WHAT YOU ARE ASKED TO DO. Reproduce all of the records exactly.

Dataset records:
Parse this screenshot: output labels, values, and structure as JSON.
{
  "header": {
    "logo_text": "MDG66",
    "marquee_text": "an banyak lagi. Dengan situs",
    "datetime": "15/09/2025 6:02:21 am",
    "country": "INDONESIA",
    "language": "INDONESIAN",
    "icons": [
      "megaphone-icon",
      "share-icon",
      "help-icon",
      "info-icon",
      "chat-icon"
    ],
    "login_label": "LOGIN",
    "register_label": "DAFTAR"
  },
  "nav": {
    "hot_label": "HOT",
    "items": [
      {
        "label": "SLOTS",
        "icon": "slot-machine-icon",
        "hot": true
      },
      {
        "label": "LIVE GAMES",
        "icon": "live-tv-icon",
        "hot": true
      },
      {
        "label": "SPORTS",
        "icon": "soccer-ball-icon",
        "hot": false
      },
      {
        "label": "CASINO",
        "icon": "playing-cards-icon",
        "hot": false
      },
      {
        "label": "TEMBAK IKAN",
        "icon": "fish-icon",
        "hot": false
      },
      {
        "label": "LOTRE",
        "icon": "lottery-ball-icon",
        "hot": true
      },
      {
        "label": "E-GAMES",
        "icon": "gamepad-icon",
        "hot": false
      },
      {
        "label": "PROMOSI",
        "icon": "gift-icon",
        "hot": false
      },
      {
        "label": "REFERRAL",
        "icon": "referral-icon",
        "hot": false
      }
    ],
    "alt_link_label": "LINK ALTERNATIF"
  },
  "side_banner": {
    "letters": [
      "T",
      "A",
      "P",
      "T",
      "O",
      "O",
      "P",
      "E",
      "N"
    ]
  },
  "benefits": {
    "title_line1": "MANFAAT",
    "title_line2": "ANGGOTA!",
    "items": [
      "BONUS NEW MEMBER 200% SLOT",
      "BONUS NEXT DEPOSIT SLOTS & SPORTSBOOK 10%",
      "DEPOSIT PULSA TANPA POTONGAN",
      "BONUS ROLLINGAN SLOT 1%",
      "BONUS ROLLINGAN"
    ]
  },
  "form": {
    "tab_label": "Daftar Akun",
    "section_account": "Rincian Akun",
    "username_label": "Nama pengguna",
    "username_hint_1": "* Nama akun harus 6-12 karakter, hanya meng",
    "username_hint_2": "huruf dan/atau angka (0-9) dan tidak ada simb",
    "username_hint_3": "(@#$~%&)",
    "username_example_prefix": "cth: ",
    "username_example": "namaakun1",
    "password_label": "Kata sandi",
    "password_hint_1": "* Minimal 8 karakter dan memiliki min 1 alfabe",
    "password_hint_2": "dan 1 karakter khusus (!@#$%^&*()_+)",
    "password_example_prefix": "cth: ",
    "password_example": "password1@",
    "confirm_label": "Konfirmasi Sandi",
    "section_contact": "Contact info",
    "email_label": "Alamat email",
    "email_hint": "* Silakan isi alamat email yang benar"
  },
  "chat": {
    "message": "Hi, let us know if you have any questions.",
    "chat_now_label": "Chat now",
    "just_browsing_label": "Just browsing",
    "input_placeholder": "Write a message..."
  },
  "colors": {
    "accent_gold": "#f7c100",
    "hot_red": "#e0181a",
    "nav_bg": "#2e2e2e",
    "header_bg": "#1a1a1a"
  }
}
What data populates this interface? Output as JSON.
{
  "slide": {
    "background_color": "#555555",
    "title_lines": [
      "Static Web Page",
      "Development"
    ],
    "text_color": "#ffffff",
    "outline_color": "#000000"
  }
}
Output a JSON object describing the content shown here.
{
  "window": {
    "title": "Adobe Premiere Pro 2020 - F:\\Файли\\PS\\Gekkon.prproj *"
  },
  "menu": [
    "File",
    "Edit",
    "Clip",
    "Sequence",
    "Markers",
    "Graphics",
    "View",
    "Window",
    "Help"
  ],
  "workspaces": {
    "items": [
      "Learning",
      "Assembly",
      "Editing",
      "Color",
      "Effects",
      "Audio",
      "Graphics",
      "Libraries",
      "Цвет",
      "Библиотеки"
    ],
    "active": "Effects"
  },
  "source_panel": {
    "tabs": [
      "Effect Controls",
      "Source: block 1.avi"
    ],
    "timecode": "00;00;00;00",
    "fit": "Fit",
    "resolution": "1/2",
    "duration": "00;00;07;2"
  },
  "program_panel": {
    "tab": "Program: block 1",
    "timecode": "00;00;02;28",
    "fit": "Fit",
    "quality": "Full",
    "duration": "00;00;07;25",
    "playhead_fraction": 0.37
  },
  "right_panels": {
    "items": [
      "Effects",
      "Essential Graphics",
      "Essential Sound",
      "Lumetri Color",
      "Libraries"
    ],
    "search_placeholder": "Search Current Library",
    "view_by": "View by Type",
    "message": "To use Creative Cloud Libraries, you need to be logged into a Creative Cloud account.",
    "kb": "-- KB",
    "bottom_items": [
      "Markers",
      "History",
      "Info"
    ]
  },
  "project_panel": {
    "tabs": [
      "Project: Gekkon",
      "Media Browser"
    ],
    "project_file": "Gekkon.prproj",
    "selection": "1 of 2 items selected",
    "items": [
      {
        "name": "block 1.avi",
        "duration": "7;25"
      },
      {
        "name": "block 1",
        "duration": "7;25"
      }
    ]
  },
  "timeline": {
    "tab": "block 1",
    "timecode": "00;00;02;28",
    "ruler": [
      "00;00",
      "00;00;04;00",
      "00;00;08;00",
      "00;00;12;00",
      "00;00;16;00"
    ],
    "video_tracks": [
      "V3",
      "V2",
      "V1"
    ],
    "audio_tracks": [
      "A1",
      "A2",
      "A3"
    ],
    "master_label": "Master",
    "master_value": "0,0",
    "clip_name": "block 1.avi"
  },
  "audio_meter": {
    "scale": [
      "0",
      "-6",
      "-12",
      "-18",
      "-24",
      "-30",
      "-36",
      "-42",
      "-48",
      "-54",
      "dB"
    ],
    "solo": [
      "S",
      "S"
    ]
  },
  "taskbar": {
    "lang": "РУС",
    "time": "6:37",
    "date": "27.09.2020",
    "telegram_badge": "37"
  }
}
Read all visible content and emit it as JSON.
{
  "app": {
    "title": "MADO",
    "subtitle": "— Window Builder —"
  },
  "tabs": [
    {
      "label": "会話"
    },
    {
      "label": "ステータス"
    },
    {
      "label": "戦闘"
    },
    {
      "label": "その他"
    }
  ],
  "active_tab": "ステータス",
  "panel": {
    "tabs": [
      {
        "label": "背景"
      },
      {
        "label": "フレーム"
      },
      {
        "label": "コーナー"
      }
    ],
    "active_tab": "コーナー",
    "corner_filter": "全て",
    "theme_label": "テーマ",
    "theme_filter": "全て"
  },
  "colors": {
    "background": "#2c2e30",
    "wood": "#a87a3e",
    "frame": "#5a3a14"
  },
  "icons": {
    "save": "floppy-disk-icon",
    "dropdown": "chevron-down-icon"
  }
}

EXERCISE SOLUTION.
Parse this screenshot: output labels, values, and structure as JSON.
{
  "header": {
    "logo_text": "MDG66",
    "marquee_text": "an banyak lagi. Dengan situs",
    "datetime": "15/09/2025 6:02:21 am",
    "country": "INDONESIA",
    "language": "INDONESIAN",
    "icons": [
      "megaphone-icon",
      "share-icon",
      "help-icon",
      "info-icon",
      "chat-icon"
    ],
    "login_label": "LOGIN",
    "register_label": "DAFTAR"
  },
  "nav": {
    "hot_label": "HOT",
    "items": [
      {
        "label": "SLOTS",
        "icon": "slot-machine-icon",
        "hot": true
      },
      {
        "label": "LIVE GAMES",
        "icon": "live-tv-icon",
        "hot": true
      },
      {
        "label": "SPORTS",
        "icon": "soccer-ball-icon",
        "hot": false
      },
      {
        "label": "CASINO",
        "icon": "playing-cards-icon",
        "hot": false
      },
      {
        "label": "TEMBAK IKAN",
        "icon": "fish-icon",
        "hot": false
      },
      {
        "label": "LOTRE",
        "icon": "lottery-ball-icon",
        "hot": true
      },
      {
        "label": "E-GAMES",
        "icon": "gamepad-icon",
        "hot": false
      },
      {
        "label": "PROMOSI",
        "icon": "gift-icon",
        "hot": false
      },
      {
        "label": "REFERRAL",
        "icon": "referral-icon",
        "hot": false
      }
    ],
    "alt_link_label": "LINK ALTERNATIF"
  },
  "side_banner": {
    "letters": [
      "T",
      "A",
      "P",
      "T",
      "O",
      "O",
      "P",
      "E",
      "N"
    ]
  },
  "benefits": {
    "title_line1": "MANFAAT",
    "title_line2": "ANGGOTA!",
    "items": [
      "BONUS NEW MEMBER 200% SLOT",
      "BONUS NEXT DEPOSIT SLOTS & SPORTSBOOK 10%",
      "DEPOSIT PULSA TANPA POTONGAN",
      "BONUS ROLLINGAN SLOT 1%",
      "BONUS ROLLINGAN"
    ]
  },
  "form": {
    "tab_label": "Daftar Akun",
    "section_account": "Rincian Akun",
    "username_label": "Nama pengguna",
    "username_hint_1": "* Nama akun harus 6-12 karakter, hanya meng",
    "username_hint_2": "huruf dan/atau angka (0-9) dan tidak ada simb",
    "username_hint_3": "(@#$~%&)",
    "username_example_prefix": "cth: ",
    "username_example": "namaakun1",
    "password_label": "Kata sandi",
    "password_hint_1": "* Minimal 8 karakter dan memiliki min 1 alfabe",
    "password_hint_2": "dan 1 karakter khusus (!@#$%^&*()_+)",
    "password_example_prefix": "cth: ",
    "password_example": "password1@",
    "confirm_label": "Konfirmasi Sandi",
    "section_contact": "Contact info",
    "email_label": "Alamat email",
    "email_hint": "* Silakan isi alamat email yang benar"
  },
  "chat": {
    "message": "Hi, let us know if you have any questions.",
    "chat_now_label": "Chat now",
    "just_browsing_label": "Just browsing",
    "input_placeholder": "Write a message..."
  },
  "colors": {
    "accent_gold": "#f7c100",
    "hot_red": "#e0181a",
    "nav_bg": "#2e2e2e",
    "header_bg": "#1a1a1a"
  }
}
What data populates this interface? Output as JSON.
{
  "slide": {
    "background_color": "#555555",
    "title_lines": [
      "Static Web Page",
      "Development"
    ],
    "text_color": "#ffffff",
    "outline_color": "#000000"
  }
}
Output a JSON object describing the content shown here.
{
  "window": {
    "title": "Adobe Premiere Pro 2020 - F:\\Файли\\PS\\Gekkon.prproj *"
  },
  "menu": [
    "File",
    "Edit",
    "Clip",
    "Sequence",
    "Markers",
    "Graphics",
    "View",
    "Window",
    "Help"
  ],
  "workspaces": {
    "items": [
      "Learning",
      "Assembly",
      "Editing",
      "Color",
      "Effects",
      "Audio",
      "Graphics",
      "Libraries",
      "Цвет",
      "Библиотеки"
    ],
    "active": "Effects"
  },
  "source_panel": {
    "tabs": [
      "Effect Controls",
      "Source: block 1.avi"
    ],
    "timecode": "00;00;00;00",
    "fit": "Fit",
    "resolution": "1/2",
    "duration": "00;00;07;2"
  },
  "program_panel": {
    "tab": "Program: block 1",
    "timecode": "00;00;02;28",
    "fit": "Fit",
    "quality": "Full",
    "duration": "00;00;07;25",
    "playhead_fraction": 0.37
  },
  "right_panels": {
    "items": [
      "Effects",
      "Essential Graphics",
      "Essential Sound",
      "Lumetri Color",
      "Libraries"
    ],
    "search_placeholder": "Search Current Library",
    "view_by": "View by Type",
    "message": "To use Creative Cloud Libraries, you need to be logged into a Creative Cloud account.",
    "kb": "-- KB",
    "bottom_items": [
      "Markers",
      "History",
      "Info"
    ]
  },
  "project_panel": {
    "tabs": [
      "Project: Gekkon",
      "Media Browser"
    ],
    "project_file": "Gekkon.prproj",
    "selection": "1 of 2 items selected",
    "items": [
      {
        "name": "block 1.avi",
        "duration": "7;25"
      },
      {
        "name": "block 1",
        "duration": "7;25"
      }
    ]
  },
  "timeline": {
    "tab": "block 1",
    "timecode": "00;00;02;28",
    "ruler": [
      "00;00",
      "00;00;04;00",
      "00;00;08;00",
      "00;00;12;00",
      "00;00;16;00"
    ],
    "video_tracks": [
      "V3",
      "V2",
      "V1"
    ],
    "audio_tracks": [
      "A1",
      "A2",
      "A3"
    ],
    "master_label": "Master",
    "master_value": "0,0",
    "clip_name": "block 1.avi"
  },
  "audio_meter": {
    "scale": [
      "0",
      "-6",
      "-12",
      "-18",
      "-24",
      "-30",
      "-36",
      "-42",
      "-48",
      "-54",
      "dB"
    ],
    "solo": [
      "S",
      "S"
    ]
  },
  "taskbar": {
    "lang": "РУС",
    "time": "6:37",
    "date": "27.09.2020",
    "telegram_badge": "37"
  }
}
Read all visible content and emit it as JSON.
{
  "app": {
    "title": "MADO",
    "subtitle": "— Window Builder —"
  },
  "tabs": [
    {
      "label": "会話"
    },
    {
      "label": "ステータス"
    },
    {
      "label": "戦闘"
    },
    {
      "label": "その他"
    }
  ],
  "active_tab": "ステータス",
  "panel": {
    "tabs": [
      {
        "label": "背景"
      },
      {
        "label": "フレーム"
      },
      {
        "label": "コーナー"
      }
    ],
    "active_tab": "コーナー",
    "corner_filter": "全て",
    "theme_label": "テーマ",
    "theme_filter": "全て"
  },
  "colors": {
    "background": "#2c2e30",
    "wood": "#a87a3e",
    "frame": "#5a3a14"
  },
  "icons": {
    "save": "floppy-disk-icon",
    "dropdown": "chevron-down-icon"
  }
}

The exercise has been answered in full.